Transcribe the records exactly. Pictures do not belong in the transcription.

══ Exercise material

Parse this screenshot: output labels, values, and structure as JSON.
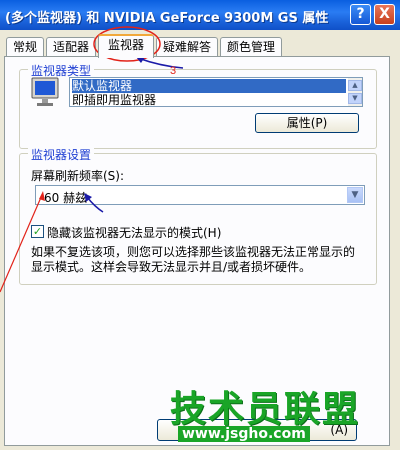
{
  "window": {
    "title": "(多个监视器) 和 NVIDIA GeForce 9300M GS 属性",
    "help_label": "?",
    "close_label": "X"
  },
  "tabs": [
    {
      "label": "常规"
    },
    {
      "label": "适配器"
    },
    {
      "label": "监视器",
      "active": true
    },
    {
      "label": "疑难解答"
    },
    {
      "label": "颜色管理"
    }
  ],
  "monitor_type": {
    "group_label": "监视器类型",
    "items": [
      {
        "label": "默认监视器",
        "selected": true
      },
      {
        "label": "即插即用监视器",
        "selected": false
      }
    ],
    "properties_button": "属性(P)"
  },
  "monitor_settings": {
    "group_label": "监视器设置",
    "refresh_label": "屏幕刷新频率(S):",
    "refresh_value": "60 赫兹",
    "hide_modes_label": "隐藏该监视器无法显示的模式(H)",
    "hide_modes_checked": true,
    "description": "如果不复选该项，则您可以选择那些该监视器无法正常显示的显示模式。这样会导致无法显示并且/或者损坏硬件。"
  },
  "footer": {
    "apply_suffix": "(A)"
  },
  "annotation": {
    "step_number": "3",
    "color": "#e2231a",
    "arrow_color": "#1a1aa8"
  },
  "watermark": {
    "brand": "技术员联盟",
    "url": "www.jsgho.com",
    "color": "#1aa527"
  }
}
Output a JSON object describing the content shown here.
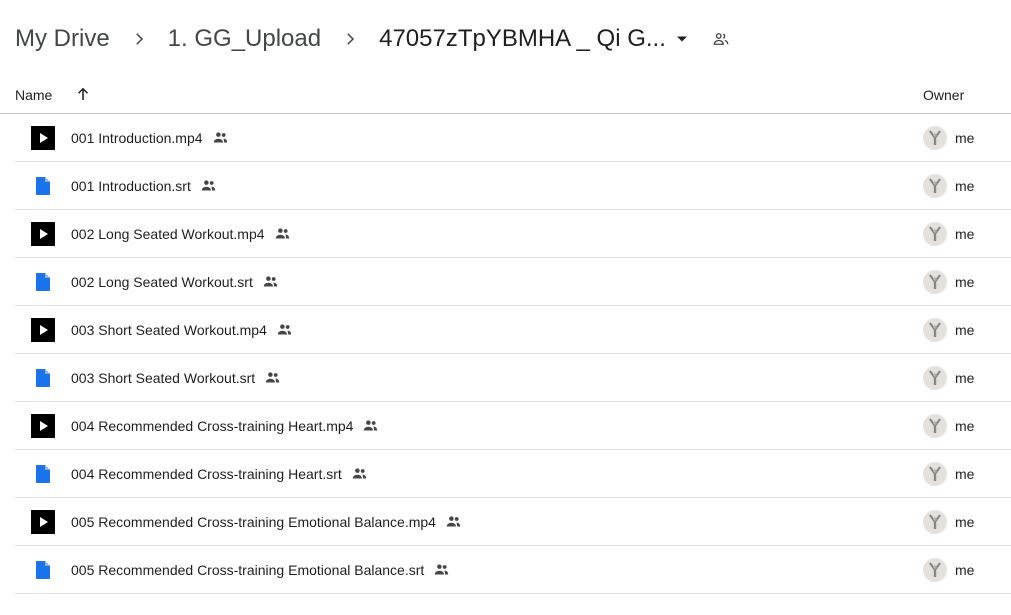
{
  "breadcrumb": {
    "root": "My Drive",
    "parent": "1. GG_Upload",
    "current": "47057zTpYBMHA _ Qi G..."
  },
  "icons": {
    "separator": "chevron-right-icon",
    "dropdown": "caret-down-icon",
    "shared": "people-icon",
    "sort": "arrow-up-icon"
  },
  "columns": {
    "name": "Name",
    "owner": "Owner",
    "sort": "ascending"
  },
  "colors": {
    "doc_blue": "#1a73e8",
    "video_thumb": "#000000",
    "text": "#1f1f1f",
    "secondary": "#444746"
  },
  "files": [
    {
      "name": "001 Introduction.mp4",
      "type": "video",
      "owner": "me"
    },
    {
      "name": "001 Introduction.srt",
      "type": "document",
      "owner": "me"
    },
    {
      "name": "002 Long Seated Workout.mp4",
      "type": "video",
      "owner": "me"
    },
    {
      "name": "002 Long Seated Workout.srt",
      "type": "document",
      "owner": "me"
    },
    {
      "name": "003 Short Seated Workout.mp4",
      "type": "video",
      "owner": "me"
    },
    {
      "name": "003 Short Seated Workout.srt",
      "type": "document",
      "owner": "me"
    },
    {
      "name": "004 Recommended Cross-training Heart.mp4",
      "type": "video",
      "owner": "me"
    },
    {
      "name": "004 Recommended Cross-training Heart.srt",
      "type": "document",
      "owner": "me"
    },
    {
      "name": "005 Recommended Cross-training Emotional Balance.mp4",
      "type": "video",
      "owner": "me"
    },
    {
      "name": "005 Recommended Cross-training Emotional Balance.srt",
      "type": "document",
      "owner": "me"
    }
  ]
}
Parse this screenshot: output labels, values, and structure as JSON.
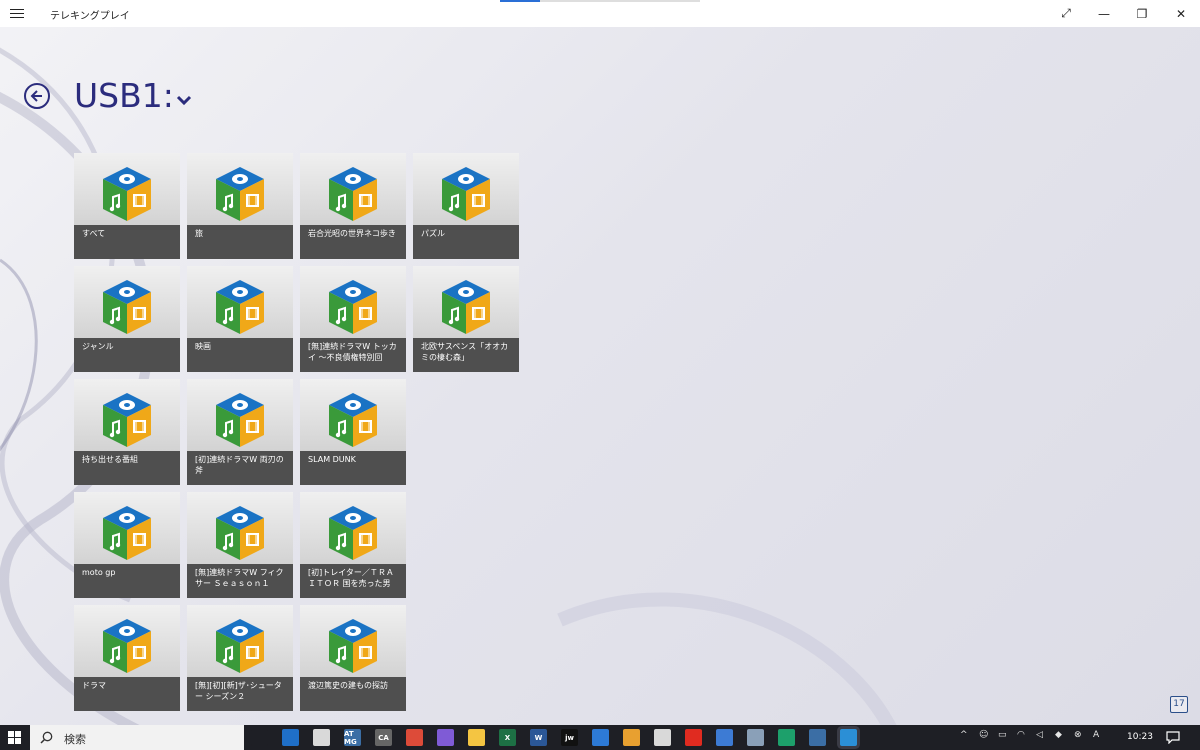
{
  "window": {
    "title": "テレキングプレイ",
    "progress": 0.2,
    "controls": [
      "expand-icon",
      "minimize-icon",
      "restore-icon",
      "close-icon"
    ]
  },
  "header": {
    "back_icon": "back-arrow-circle-icon",
    "title": "USB1:",
    "dropdown_icon": "chevron-down-icon"
  },
  "tiles": [
    {
      "label": "すべて"
    },
    {
      "label": "旅"
    },
    {
      "label": "岩合光昭の世界ネコ歩き"
    },
    {
      "label": "パズル"
    },
    {
      "label": "ジャンル"
    },
    {
      "label": "映画"
    },
    {
      "label": "[無]連続ドラマW トッカイ ～不良債権特別回"
    },
    {
      "label": "北欧サスペンス「オオカミの棲む森」"
    },
    {
      "label": "持ち出せる番組"
    },
    {
      "label": "[初]連続ドラマW 両刃の斧"
    },
    {
      "label": "SLAM DUNK"
    },
    {
      "label": "moto gp"
    },
    {
      "label": "[無]連続ドラマW フィクサー Ｓｅａｓｏｎ１"
    },
    {
      "label": "[初]トレイター／ＴＲＡＩＴＯＲ 国を売った男"
    },
    {
      "label": "ドラマ"
    },
    {
      "label": "[無][初][新]ザ･シューター シーズン２"
    },
    {
      "label": "渡辺篤史の建もの探訪"
    }
  ],
  "badge": "17",
  "taskbar": {
    "start_icon": "windows-start-icon",
    "search_placeholder": "検索",
    "apps": [
      {
        "icon": "task-view-icon",
        "text": "",
        "color": "#1e1f25"
      },
      {
        "icon": "edge-blue-icon",
        "text": "",
        "color": "#1f6fc8"
      },
      {
        "icon": "app-icon",
        "text": "",
        "color": "#d9d9d9"
      },
      {
        "icon": "atmg-icon",
        "text": "AT MG",
        "color": "#3b6ea5"
      },
      {
        "icon": "ca-icon",
        "text": "CA",
        "color": "#666666"
      },
      {
        "icon": "chrome-icon",
        "text": "",
        "color": "#dd4b39"
      },
      {
        "icon": "app-icon",
        "text": "",
        "color": "#7f5bd6"
      },
      {
        "icon": "file-explorer-icon",
        "text": "",
        "color": "#f4c542"
      },
      {
        "icon": "excel-icon",
        "text": "X",
        "color": "#1d7044"
      },
      {
        "icon": "word-icon",
        "text": "W",
        "color": "#2b5797"
      },
      {
        "icon": "jw-icon",
        "text": "jw",
        "color": "#111111"
      },
      {
        "icon": "app-icon",
        "text": "",
        "color": "#2d7ad6"
      },
      {
        "icon": "app-icon",
        "text": "",
        "color": "#e8a030"
      },
      {
        "icon": "app-icon",
        "text": "",
        "color": "#d9d9d9"
      },
      {
        "icon": "pdf-icon",
        "text": "",
        "color": "#e02b20"
      },
      {
        "icon": "calculator-icon",
        "text": "",
        "color": "#3d7bd4"
      },
      {
        "icon": "app-icon",
        "text": "",
        "color": "#8aa0b8"
      },
      {
        "icon": "edge-icon",
        "text": "",
        "color": "#1da06b"
      },
      {
        "icon": "defender-icon",
        "text": "",
        "color": "#3b6ea5"
      },
      {
        "icon": "telekingplay-icon",
        "text": "",
        "color": "#2b8fd6"
      }
    ],
    "tray": [
      "chevron-up-icon",
      "people-icon",
      "network-icon",
      "wifi-icon",
      "volume-icon",
      "dropbox-icon",
      "close-circle-icon",
      "adobe-icon"
    ],
    "clock": "10:23",
    "notification_icon": "notification-icon"
  }
}
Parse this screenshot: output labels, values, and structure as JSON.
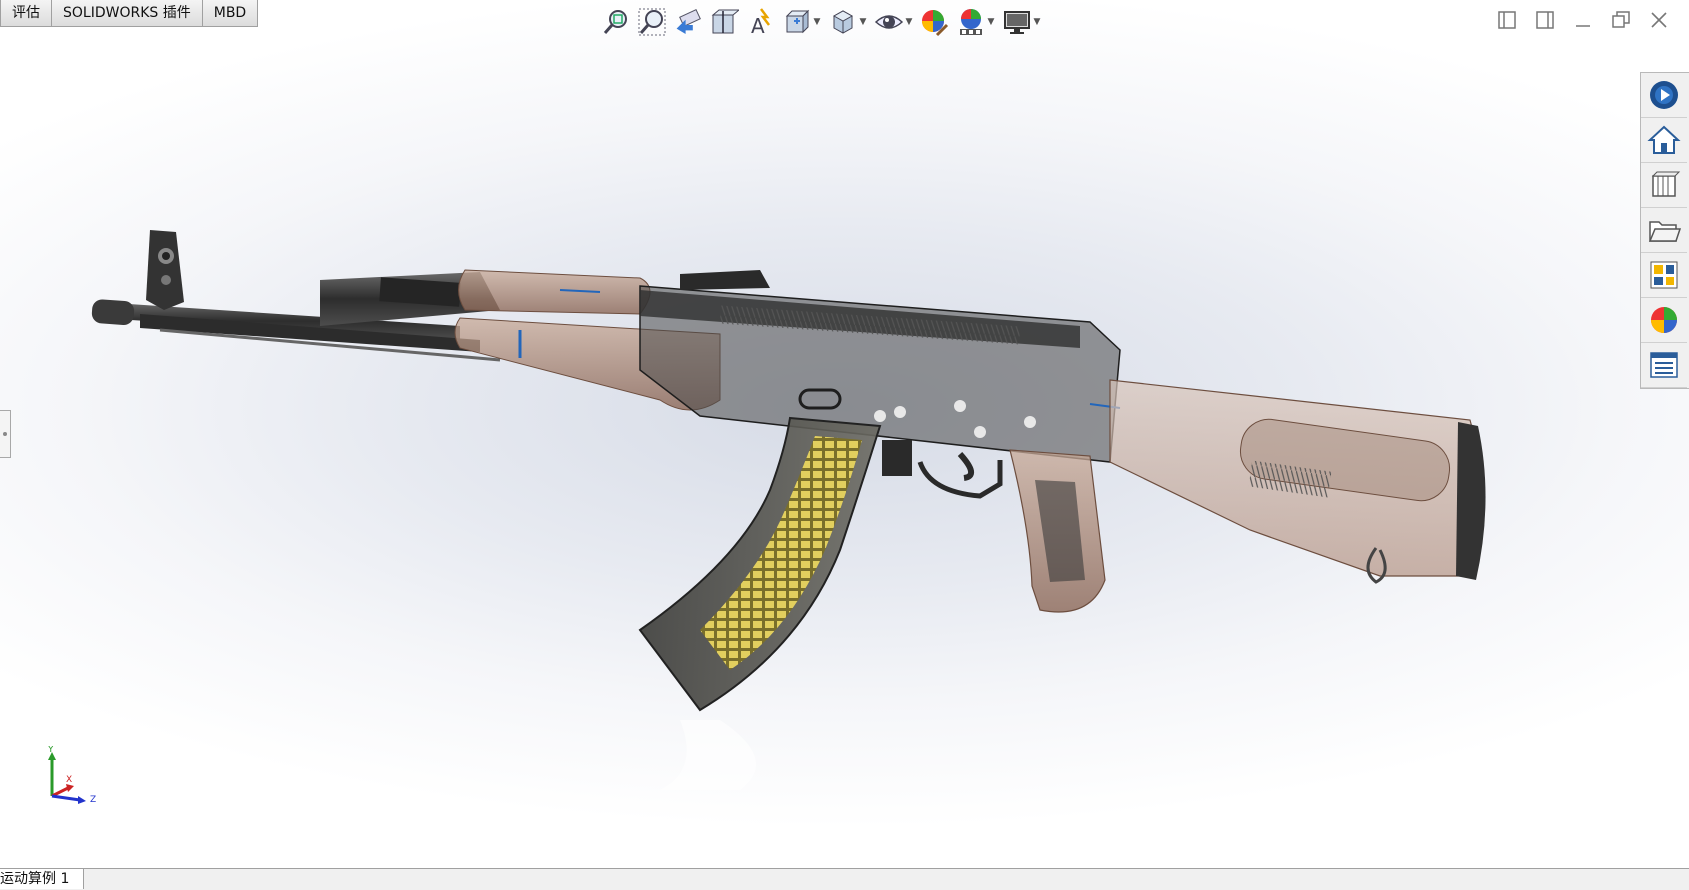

════

* _Exercise answer_:
Parse this screenshot: output labels, values, and structure as JSON.
{
  "window": {
    "title": "(多个监视器) 和 NVIDIA GeForce 9300M GS 属性",
    "help_label": "?",
    "close_label": "X"
  },
  "tabs": [
    {
      "label": "常规"
    },
    {
      "label": "适配器"
    },
    {
      "label": "监视器",
      "active": true
    },
    {
      "label": "疑难解答"
    },
    {
      "label": "颜色管理"
    }
  ],
  "monitor_type": {
    "group_label": "监视器类型",
    "items": [
      {
        "label": "默认监视器",
        "selected": true
      },
      {
        "label": "即插即用监视器",
        "selected": false
      }
    ],
    "properties_button": "属性(P)"
  },
  "monitor_settings": {
    "group_label": "监视器设置",
    "refresh_label": "屏幕刷新频率(S):",
    "refresh_value": "60 赫兹",
    "hide_modes_label": "隐藏该监视器无法显示的模式(H)",
    "hide_modes_checked": true,
    "description": "如果不复选该项，则您可以选择那些该监视器无法正常显示的显示模式。这样会导致无法显示并且/或者损坏硬件。"
  },
  "footer": {
    "apply_suffix": "(A)"
  },
  "annotation": {
    "step_number": "3",
    "color": "#e2231a",
    "arrow_color": "#1a1aa8"
  },
  "watermark": {
    "brand": "技术员联盟",
    "url": "www.jsgho.com",
    "color": "#1aa527"
  }
}
Output a JSON object describing the content shown here.
{
  "breadcrumb": {
    "root": "My Drive",
    "parent": "1. GG_Upload",
    "current": "47057zTpYBMHA _ Qi G..."
  },
  "icons": {
    "separator": "chevron-right-icon",
    "dropdown": "caret-down-icon",
    "shared": "people-icon",
    "sort": "arrow-up-icon"
  },
  "columns": {
    "name": "Name",
    "owner": "Owner",
    "sort": "ascending"
  },
  "colors": {
    "doc_blue": "#1a73e8",
    "video_thumb": "#000000",
    "text": "#1f1f1f",
    "secondary": "#444746"
  },
  "files": [
    {
      "name": "001 Introduction.mp4",
      "type": "video",
      "owner": "me"
    },
    {
      "name": "001 Introduction.srt",
      "type": "document",
      "owner": "me"
    },
    {
      "name": "002 Long Seated Workout.mp4",
      "type": "video",
      "owner": "me"
    },
    {
      "name": "002 Long Seated Workout.srt",
      "type": "document",
      "owner": "me"
    },
    {
      "name": "003 Short Seated Workout.mp4",
      "type": "video",
      "owner": "me"
    },
    {
      "name": "003 Short Seated Workout.srt",
      "type": "document",
      "owner": "me"
    },
    {
      "name": "004 Recommended Cross-training Heart.mp4",
      "type": "video",
      "owner": "me"
    },
    {
      "name": "004 Recommended Cross-training Heart.srt",
      "type": "document",
      "owner": "me"
    },
    {
      "name": "005 Recommended Cross-training Emotional Balance.mp4",
      "type": "video",
      "owner": "me"
    },
    {
      "name": "005 Recommended Cross-training Emotional Balance.srt",
      "type": "document",
      "owner": "me"
    }
  ]
}
Parse this screenshot: output labels, values, and structure as JSON.
{
  "window": {
    "title": "テレキングプレイ",
    "progress": 0.2,
    "controls": [
      "expand-icon",
      "minimize-icon",
      "restore-icon",
      "close-icon"
    ]
  },
  "header": {
    "back_icon": "back-arrow-circle-icon",
    "title": "USB1:",
    "dropdown_icon": "chevron-down-icon"
  },
  "tiles": [
    {
      "label": "すべて"
    },
    {
      "label": "旅"
    },
    {
      "label": "岩合光昭の世界ネコ歩き"
    },
    {
      "label": "パズル"
    },
    {
      "label": "ジャンル"
    },
    {
      "label": "映画"
    },
    {
      "label": "[無]連続ドラマW トッカイ ～不良債権特別回"
    },
    {
      "label": "北欧サスペンス「オオカミの棲む森」"
    },
    {
      "label": "持ち出せる番組"
    },
    {
      "label": "[初]連続ドラマW 両刃の斧"
    },
    {
      "label": "SLAM DUNK"
    },
    {
      "label": "moto gp"
    },
    {
      "label": "[無]連続ドラマW フィクサー Ｓｅａｓｏｎ１"
    },
    {
      "label": "[初]トレイター／ＴＲＡＩＴＯＲ 国を売った男"
    },
    {
      "label": "ドラマ"
    },
    {
      "label": "[無][初][新]ザ･シューター シーズン２"
    },
    {
      "label": "渡辺篤史の建もの探訪"
    }
  ],
  "badge": "17",
  "taskbar": {
    "start_icon": "windows-start-icon",
    "search_placeholder": "検索",
    "apps": [
      {
        "icon": "task-view-icon",
        "text": "",
        "color": "#1e1f25"
      },
      {
        "icon": "edge-blue-icon",
        "text": "",
        "color": "#1f6fc8"
      },
      {
        "icon": "app-icon",
        "text": "",
        "color": "#d9d9d9"
      },
      {
        "icon": "atmg-icon",
        "text": "AT MG",
        "color": "#3b6ea5"
      },
      {
        "icon": "ca-icon",
        "text": "CA",
        "color": "#666666"
      },
      {
        "icon": "chrome-icon",
        "text": "",
        "color": "#dd4b39"
      },
      {
        "icon": "app-icon",
        "text": "",
        "color": "#7f5bd6"
      },
      {
        "icon": "file-explorer-icon",
        "text": "",
        "color": "#f4c542"
      },
      {
        "icon": "excel-icon",
        "text": "X",
        "color": "#1d7044"
      },
      {
        "icon": "word-icon",
        "text": "W",
        "color": "#2b5797"
      },
      {
        "icon": "jw-icon",
        "text": "jw",
        "color": "#111111"
      },
      {
        "icon": "app-icon",
        "text": "",
        "color": "#2d7ad6"
      },
      {
        "icon": "app-icon",
        "text": "",
        "color": "#e8a030"
      },
      {
        "icon": "app-icon",
        "text": "",
        "color": "#d9d9d9"
      },
      {
        "icon": "pdf-icon",
        "text": "",
        "color": "#e02b20"
      },
      {
        "icon": "calculator-icon",
        "text": "",
        "color": "#3d7bd4"
      },
      {
        "icon": "app-icon",
        "text": "",
        "color": "#8aa0b8"
      },
      {
        "icon": "edge-icon",
        "text": "",
        "color": "#1da06b"
      },
      {
        "icon": "defender-icon",
        "text": "",
        "color": "#3b6ea5"
      },
      {
        "icon": "telekingplay-icon",
        "text": "",
        "color": "#2b8fd6"
      }
    ],
    "tray": [
      "chevron-up-icon",
      "people-icon",
      "network-icon",
      "wifi-icon",
      "volume-icon",
      "dropbox-icon",
      "close-circle-icon",
      "adobe-icon"
    ],
    "clock": "10:23",
    "notification_icon": "notification-icon"
  }
}
Parse this screenshot: output labels, values, and structure as JSON.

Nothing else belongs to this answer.